(Dataset records)
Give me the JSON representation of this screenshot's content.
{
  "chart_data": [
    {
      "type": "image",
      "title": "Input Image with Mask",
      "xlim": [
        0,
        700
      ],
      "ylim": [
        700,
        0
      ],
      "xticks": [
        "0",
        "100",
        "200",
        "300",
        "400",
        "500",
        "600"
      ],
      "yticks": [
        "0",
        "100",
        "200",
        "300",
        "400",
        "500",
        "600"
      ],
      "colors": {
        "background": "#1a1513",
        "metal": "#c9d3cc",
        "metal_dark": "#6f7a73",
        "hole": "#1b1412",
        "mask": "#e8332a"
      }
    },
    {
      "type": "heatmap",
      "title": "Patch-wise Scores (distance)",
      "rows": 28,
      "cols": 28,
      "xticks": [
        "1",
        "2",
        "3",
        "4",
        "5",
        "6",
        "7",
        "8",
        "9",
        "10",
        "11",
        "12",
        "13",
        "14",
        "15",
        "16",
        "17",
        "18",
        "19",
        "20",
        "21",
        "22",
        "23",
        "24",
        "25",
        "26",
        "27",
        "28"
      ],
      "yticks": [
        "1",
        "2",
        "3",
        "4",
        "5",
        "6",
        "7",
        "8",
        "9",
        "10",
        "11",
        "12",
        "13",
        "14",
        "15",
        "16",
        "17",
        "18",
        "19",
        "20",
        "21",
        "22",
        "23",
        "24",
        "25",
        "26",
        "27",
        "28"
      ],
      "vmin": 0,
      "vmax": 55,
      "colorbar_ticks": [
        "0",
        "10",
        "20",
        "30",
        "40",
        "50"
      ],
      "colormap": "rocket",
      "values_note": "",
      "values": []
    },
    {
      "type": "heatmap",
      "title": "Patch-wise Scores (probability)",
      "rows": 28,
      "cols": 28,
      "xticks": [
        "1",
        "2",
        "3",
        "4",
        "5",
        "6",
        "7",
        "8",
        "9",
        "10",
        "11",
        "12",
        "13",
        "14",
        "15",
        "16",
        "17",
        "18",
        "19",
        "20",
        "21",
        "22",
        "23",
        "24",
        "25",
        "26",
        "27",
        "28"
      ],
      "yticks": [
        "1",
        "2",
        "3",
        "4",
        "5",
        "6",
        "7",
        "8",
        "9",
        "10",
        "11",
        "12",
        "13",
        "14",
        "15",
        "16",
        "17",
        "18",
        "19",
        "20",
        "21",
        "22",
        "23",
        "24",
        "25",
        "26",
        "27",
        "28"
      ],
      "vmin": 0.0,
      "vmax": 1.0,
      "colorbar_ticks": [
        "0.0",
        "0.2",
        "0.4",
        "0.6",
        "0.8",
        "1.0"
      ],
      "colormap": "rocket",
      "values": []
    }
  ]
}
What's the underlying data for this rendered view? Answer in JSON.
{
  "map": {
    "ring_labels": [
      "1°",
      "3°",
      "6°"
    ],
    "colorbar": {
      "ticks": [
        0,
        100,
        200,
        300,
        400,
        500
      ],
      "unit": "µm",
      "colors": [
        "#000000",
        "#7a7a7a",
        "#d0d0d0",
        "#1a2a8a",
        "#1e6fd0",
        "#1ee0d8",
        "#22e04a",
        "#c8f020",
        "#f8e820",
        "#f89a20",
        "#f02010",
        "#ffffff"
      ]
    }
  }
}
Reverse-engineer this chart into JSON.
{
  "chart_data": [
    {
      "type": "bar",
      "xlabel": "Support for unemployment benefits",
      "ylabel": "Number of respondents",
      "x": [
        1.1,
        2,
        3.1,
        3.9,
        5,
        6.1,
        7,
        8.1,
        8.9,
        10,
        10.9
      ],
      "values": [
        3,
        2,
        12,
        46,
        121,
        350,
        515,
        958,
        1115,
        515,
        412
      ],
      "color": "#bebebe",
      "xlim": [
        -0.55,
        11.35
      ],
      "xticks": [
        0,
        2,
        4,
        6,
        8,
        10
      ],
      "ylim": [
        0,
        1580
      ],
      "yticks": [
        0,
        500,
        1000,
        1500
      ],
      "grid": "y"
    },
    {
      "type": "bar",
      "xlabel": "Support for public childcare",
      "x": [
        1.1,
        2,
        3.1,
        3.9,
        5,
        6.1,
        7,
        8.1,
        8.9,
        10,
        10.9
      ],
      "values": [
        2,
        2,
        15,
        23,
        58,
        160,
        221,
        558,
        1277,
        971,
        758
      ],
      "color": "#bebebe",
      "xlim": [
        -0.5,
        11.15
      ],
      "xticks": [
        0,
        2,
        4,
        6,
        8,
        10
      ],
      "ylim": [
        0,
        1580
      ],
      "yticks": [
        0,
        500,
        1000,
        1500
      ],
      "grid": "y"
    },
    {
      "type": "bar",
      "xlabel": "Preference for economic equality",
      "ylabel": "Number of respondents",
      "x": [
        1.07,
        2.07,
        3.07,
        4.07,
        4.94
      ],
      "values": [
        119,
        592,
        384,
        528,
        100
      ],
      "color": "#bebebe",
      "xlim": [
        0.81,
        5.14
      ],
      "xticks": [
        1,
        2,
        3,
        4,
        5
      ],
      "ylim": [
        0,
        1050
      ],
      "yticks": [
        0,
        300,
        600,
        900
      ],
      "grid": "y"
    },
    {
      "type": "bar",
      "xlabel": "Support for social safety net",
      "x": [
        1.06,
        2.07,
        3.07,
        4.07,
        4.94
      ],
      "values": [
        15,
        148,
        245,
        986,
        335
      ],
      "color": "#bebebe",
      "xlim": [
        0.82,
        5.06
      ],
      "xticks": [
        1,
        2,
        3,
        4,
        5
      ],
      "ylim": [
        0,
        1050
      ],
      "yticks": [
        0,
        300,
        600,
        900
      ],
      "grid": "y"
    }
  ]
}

▶ [CHALLENGE]:
Make an exact copy of every entry.

▶ [EXERCISE OUTPUT]:
Give me the JSON representation of this screenshot's content.
{
  "chart_data": [
    {
      "type": "image",
      "title": "Input Image with Mask",
      "xlim": [
        0,
        700
      ],
      "ylim": [
        700,
        0
      ],
      "xticks": [
        "0",
        "100",
        "200",
        "300",
        "400",
        "500",
        "600"
      ],
      "yticks": [
        "0",
        "100",
        "200",
        "300",
        "400",
        "500",
        "600"
      ],
      "colors": {
        "background": "#1a1513",
        "metal": "#c9d3cc",
        "metal_dark": "#6f7a73",
        "hole": "#1b1412",
        "mask": "#e8332a"
      }
    },
    {
      "type": "heatmap",
      "title": "Patch-wise Scores (distance)",
      "rows": 28,
      "cols": 28,
      "xticks": [
        "1",
        "2",
        "3",
        "4",
        "5",
        "6",
        "7",
        "8",
        "9",
        "10",
        "11",
        "12",
        "13",
        "14",
        "15",
        "16",
        "17",
        "18",
        "19",
        "20",
        "21",
        "22",
        "23",
        "24",
        "25",
        "26",
        "27",
        "28"
      ],
      "yticks": [
        "1",
        "2",
        "3",
        "4",
        "5",
        "6",
        "7",
        "8",
        "9",
        "10",
        "11",
        "12",
        "13",
        "14",
        "15",
        "16",
        "17",
        "18",
        "19",
        "20",
        "21",
        "22",
        "23",
        "24",
        "25",
        "26",
        "27",
        "28"
      ],
      "vmin": 0,
      "vmax": 55,
      "colorbar_ticks": [
        "0",
        "10",
        "20",
        "30",
        "40",
        "50"
      ],
      "colormap": "rocket",
      "values_note": "",
      "values": []
    },
    {
      "type": "heatmap",
      "title": "Patch-wise Scores (probability)",
      "rows": 28,
      "cols": 28,
      "xticks": [
        "1",
        "2",
        "3",
        "4",
        "5",
        "6",
        "7",
        "8",
        "9",
        "10",
        "11",
        "12",
        "13",
        "14",
        "15",
        "16",
        "17",
        "18",
        "19",
        "20",
        "21",
        "22",
        "23",
        "24",
        "25",
        "26",
        "27",
        "28"
      ],
      "yticks": [
        "1",
        "2",
        "3",
        "4",
        "5",
        "6",
        "7",
        "8",
        "9",
        "10",
        "11",
        "12",
        "13",
        "14",
        "15",
        "16",
        "17",
        "18",
        "19",
        "20",
        "21",
        "22",
        "23",
        "24",
        "25",
        "26",
        "27",
        "28"
      ],
      "vmin": 0.0,
      "vmax": 1.0,
      "colorbar_ticks": [
        "0.0",
        "0.2",
        "0.4",
        "0.6",
        "0.8",
        "1.0"
      ],
      "colormap": "rocket",
      "values": []
    }
  ]
}
What's the underlying data for this rendered view? Answer in JSON.
{
  "map": {
    "ring_labels": [
      "1°",
      "3°",
      "6°"
    ],
    "colorbar": {
      "ticks": [
        0,
        100,
        200,
        300,
        400,
        500
      ],
      "unit": "µm",
      "colors": [
        "#000000",
        "#7a7a7a",
        "#d0d0d0",
        "#1a2a8a",
        "#1e6fd0",
        "#1ee0d8",
        "#22e04a",
        "#c8f020",
        "#f8e820",
        "#f89a20",
        "#f02010",
        "#ffffff"
      ]
    }
  }
}
Reverse-engineer this chart into JSON.
{
  "chart_data": [
    {
      "type": "bar",
      "xlabel": "Support for unemployment benefits",
      "ylabel": "Number of respondents",
      "x": [
        1.1,
        2,
        3.1,
        3.9,
        5,
        6.1,
        7,
        8.1,
        8.9,
        10,
        10.9
      ],
      "values": [
        3,
        2,
        12,
        46,
        121,
        350,
        515,
        958,
        1115,
        515,
        412
      ],
      "color": "#bebebe",
      "xlim": [
        -0.55,
        11.35
      ],
      "xticks": [
        0,
        2,
        4,
        6,
        8,
        10
      ],
      "ylim": [
        0,
        1580
      ],
      "yticks": [
        0,
        500,
        1000,
        1500
      ],
      "grid": "y"
    },
    {
      "type": "bar",
      "xlabel": "Support for public childcare",
      "x": [
        1.1,
        2,
        3.1,
        3.9,
        5,
        6.1,
        7,
        8.1,
        8.9,
        10,
        10.9
      ],
      "values": [
        2,
        2,
        15,
        23,
        58,
        160,
        221,
        558,
        1277,
        971,
        758
      ],
      "color": "#bebebe",
      "xlim": [
        -0.5,
        11.15
      ],
      "xticks": [
        0,
        2,
        4,
        6,
        8,
        10
      ],
      "ylim": [
        0,
        1580
      ],
      "yticks": [
        0,
        500,
        1000,
        1500
      ],
      "grid": "y"
    },
    {
      "type": "bar",
      "xlabel": "Preference for economic equality",
      "ylabel": "Number of respondents",
      "x": [
        1.07,
        2.07,
        3.07,
        4.07,
        4.94
      ],
      "values": [
        119,
        592,
        384,
        528,
        100
      ],
      "color": "#bebebe",
      "xlim": [
        0.81,
        5.14
      ],
      "xticks": [
        1,
        2,
        3,
        4,
        5
      ],
      "ylim": [
        0,
        1050
      ],
      "yticks": [
        0,
        300,
        600,
        900
      ],
      "grid": "y"
    },
    {
      "type": "bar",
      "xlabel": "Support for social safety net",
      "x": [
        1.06,
        2.07,
        3.07,
        4.07,
        4.94
      ],
      "values": [
        15,
        148,
        245,
        986,
        335
      ],
      "color": "#bebebe",
      "xlim": [
        0.82,
        5.06
      ],
      "xticks": [
        1,
        2,
        3,
        4,
        5
      ],
      "ylim": [
        0,
        1050
      ],
      "yticks": [
        0,
        300,
        600,
        900
      ],
      "grid": "y"
    }
  ]
}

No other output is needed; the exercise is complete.